* _THE EXERCISE_:
Transcribe all the entries word for word, skipping the pictures.

* _Source records_:

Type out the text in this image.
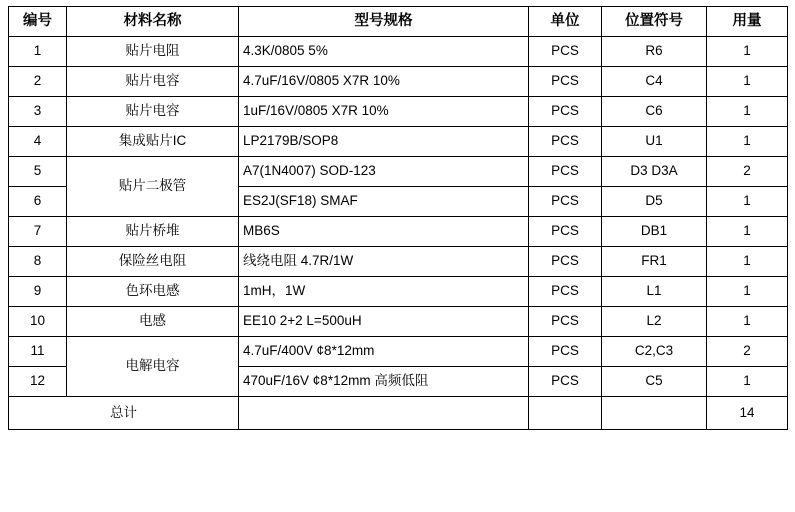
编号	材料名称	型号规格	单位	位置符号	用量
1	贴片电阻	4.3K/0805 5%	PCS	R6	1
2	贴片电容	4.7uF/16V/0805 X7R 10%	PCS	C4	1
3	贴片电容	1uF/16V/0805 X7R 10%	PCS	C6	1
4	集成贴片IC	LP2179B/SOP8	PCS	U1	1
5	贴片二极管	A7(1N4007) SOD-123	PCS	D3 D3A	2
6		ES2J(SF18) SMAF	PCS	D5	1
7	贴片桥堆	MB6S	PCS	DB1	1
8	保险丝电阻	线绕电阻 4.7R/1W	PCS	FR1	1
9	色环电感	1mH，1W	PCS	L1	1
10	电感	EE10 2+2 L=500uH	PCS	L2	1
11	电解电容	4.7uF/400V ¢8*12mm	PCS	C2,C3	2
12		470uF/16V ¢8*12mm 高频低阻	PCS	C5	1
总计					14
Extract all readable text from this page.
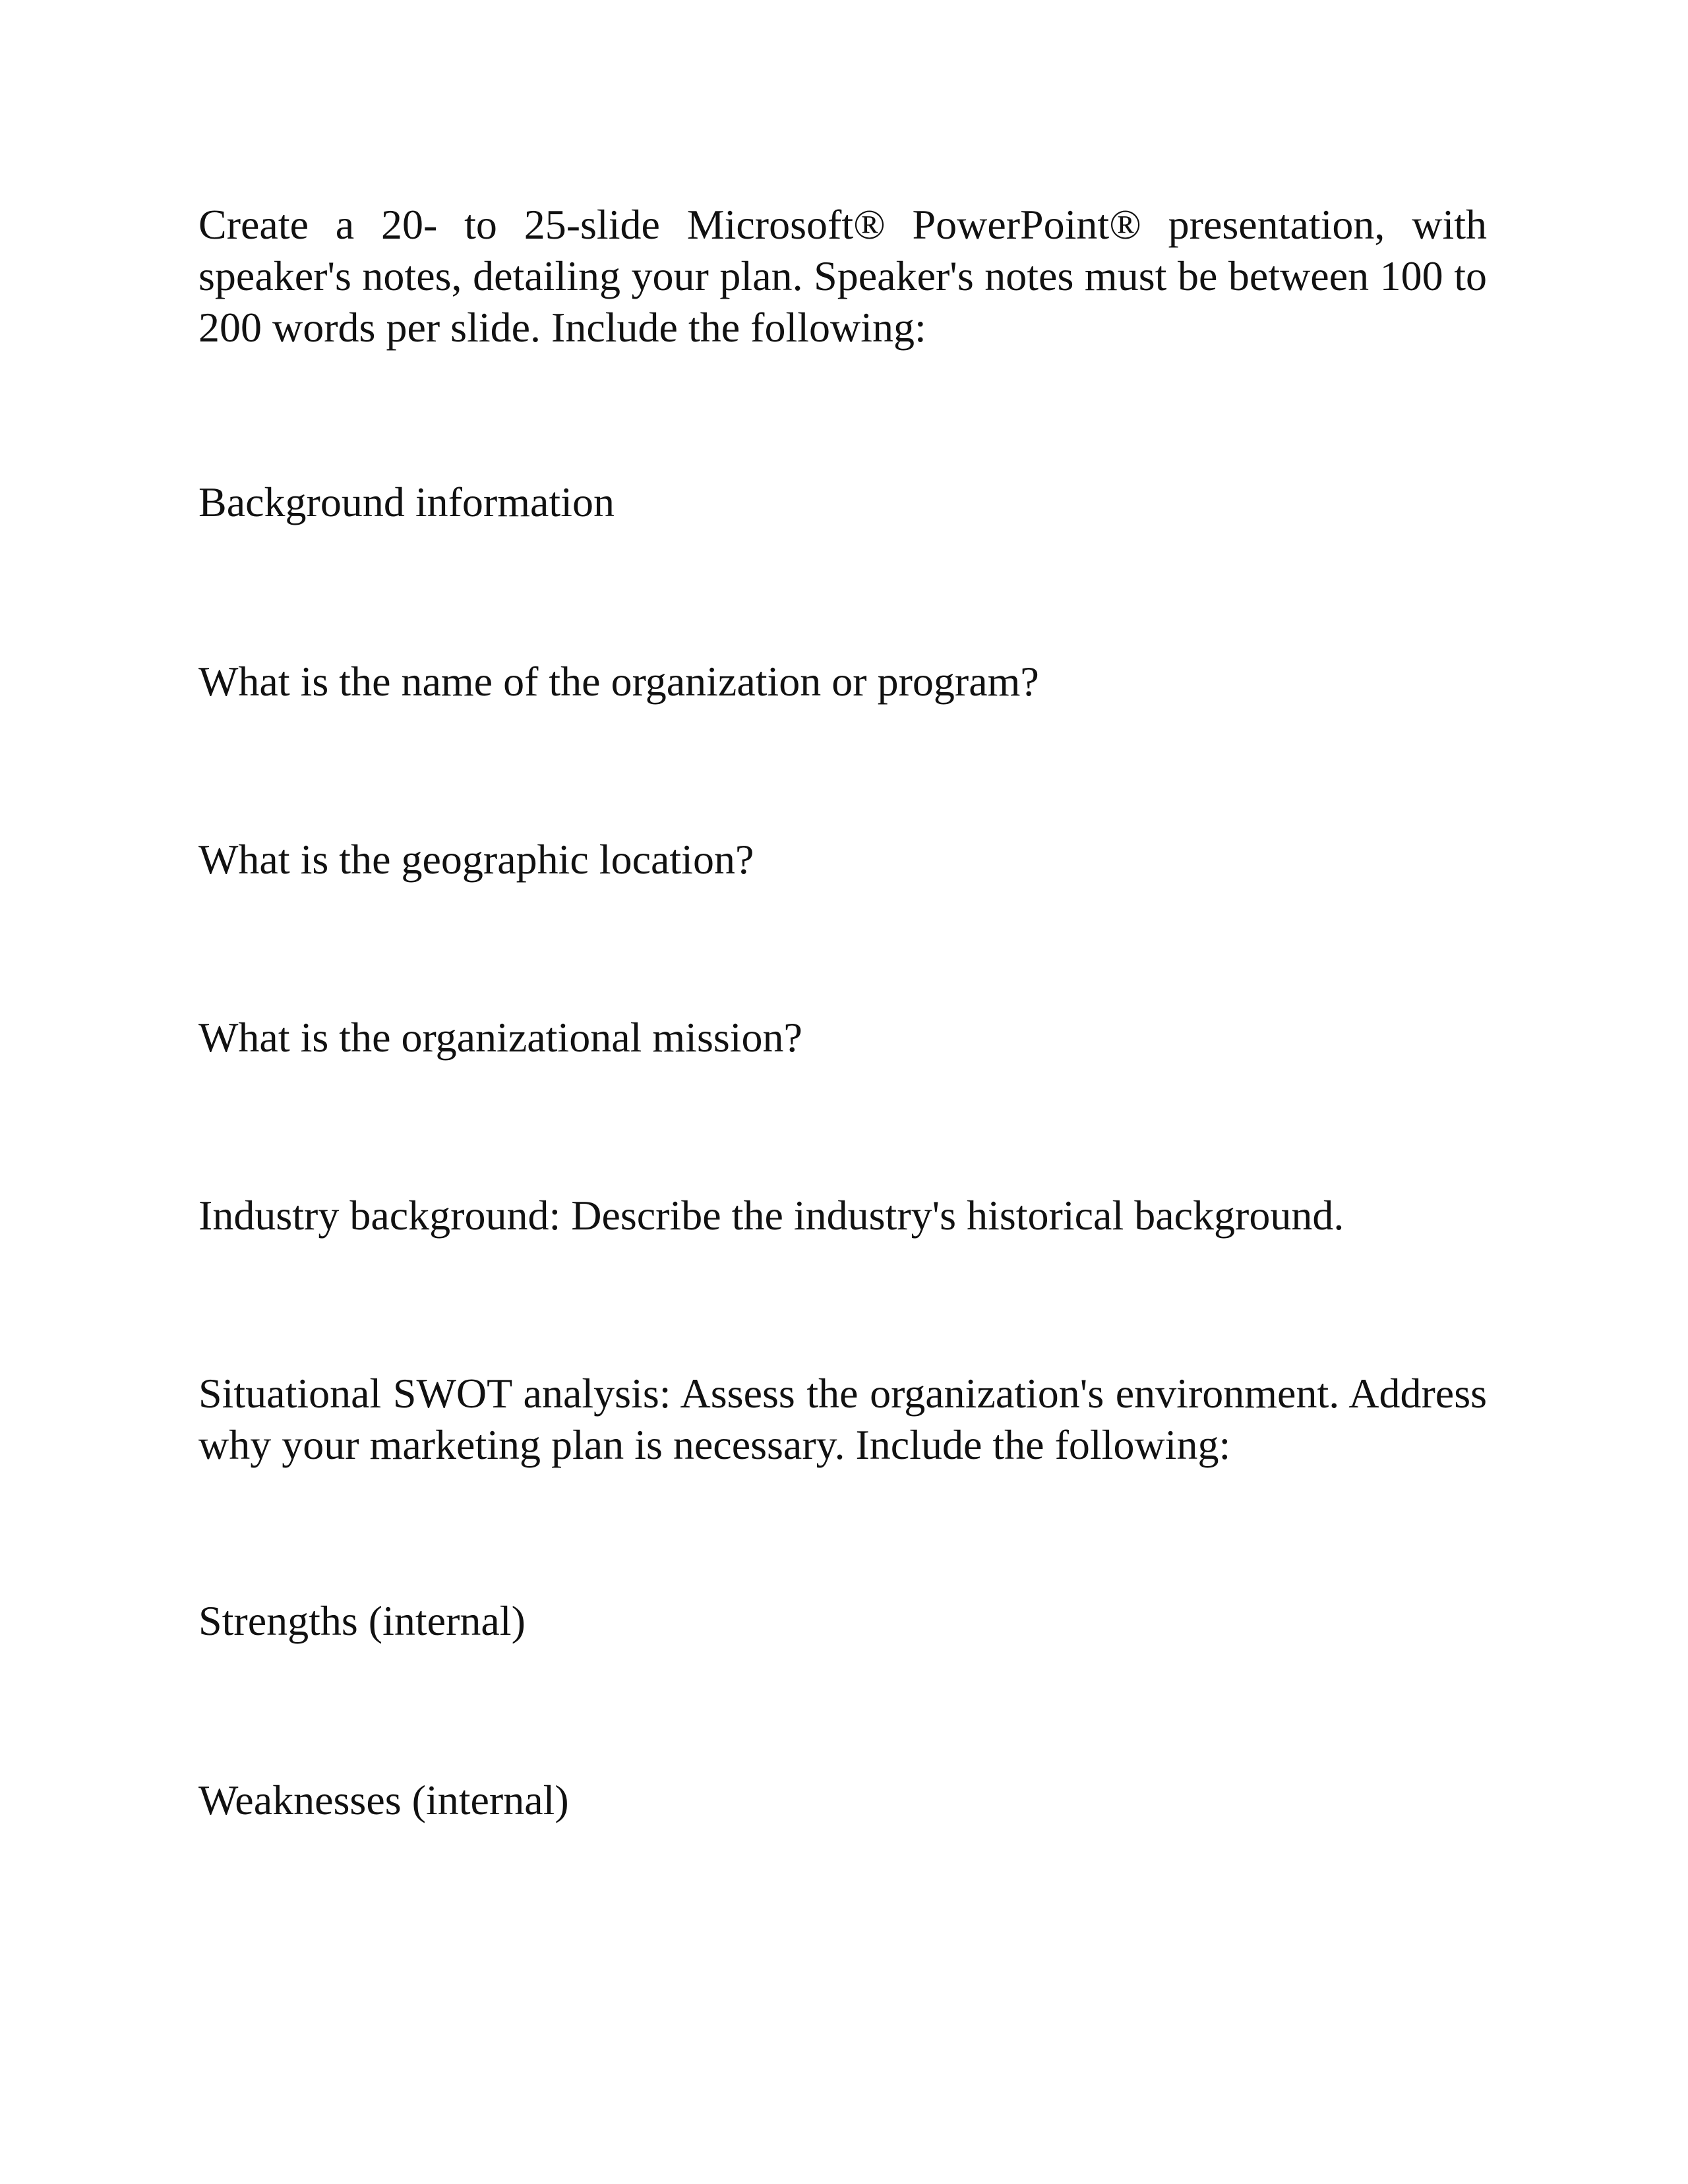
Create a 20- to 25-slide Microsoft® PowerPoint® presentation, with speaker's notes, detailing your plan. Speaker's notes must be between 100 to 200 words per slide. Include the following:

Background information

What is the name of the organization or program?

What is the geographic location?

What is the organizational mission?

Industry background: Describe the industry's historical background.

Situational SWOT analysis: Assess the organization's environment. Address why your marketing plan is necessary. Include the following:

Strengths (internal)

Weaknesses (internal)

* _RESPONSE TO THIS EXERCISE_:
Type out the text in this image.
编号	材料名称	型号规格	单位	位置符号	用量
1	贴片电阻	4.3K/0805 5%	PCS	R6	1
2	贴片电容	4.7uF/16V/0805 X7R 10%	PCS	C4	1
3	贴片电容	1uF/16V/0805 X7R 10%	PCS	C6	1
4	集成贴片IC	LP2179B/SOP8	PCS	U1	1
5	贴片二极管	A7(1N4007) SOD-123	PCS	D3 D3A	2
6		ES2J(SF18) SMAF	PCS	D5	1
7	贴片桥堆	MB6S	PCS	DB1	1
8	保险丝电阻	线绕电阻 4.7R/1W	PCS	FR1	1
9	色环电感	1mH，1W	PCS	L1	1
10	电感	EE10 2+2 L=500uH	PCS	L2	1
11	电解电容	4.7uF/400V ¢8*12mm	PCS	C2,C3	2
12		470uF/16V ¢8*12mm 高频低阻	PCS	C5	1
总计					14
Extract all readable text from this page.
Create a 20- to 25-slide Microsoft® PowerPoint® presentation, with speaker's notes, detailing your plan. Speaker's notes must be between 100 to 200 words per slide. Include the following:

Background information

What is the name of the organization or program?

What is the geographic location?

What is the organizational mission?

Industry background: Describe the industry's historical background.

Situational SWOT analysis: Assess the organization's environment. Address why your marketing plan is necessary. Include the following:

Strengths (internal)

Weaknesses (internal)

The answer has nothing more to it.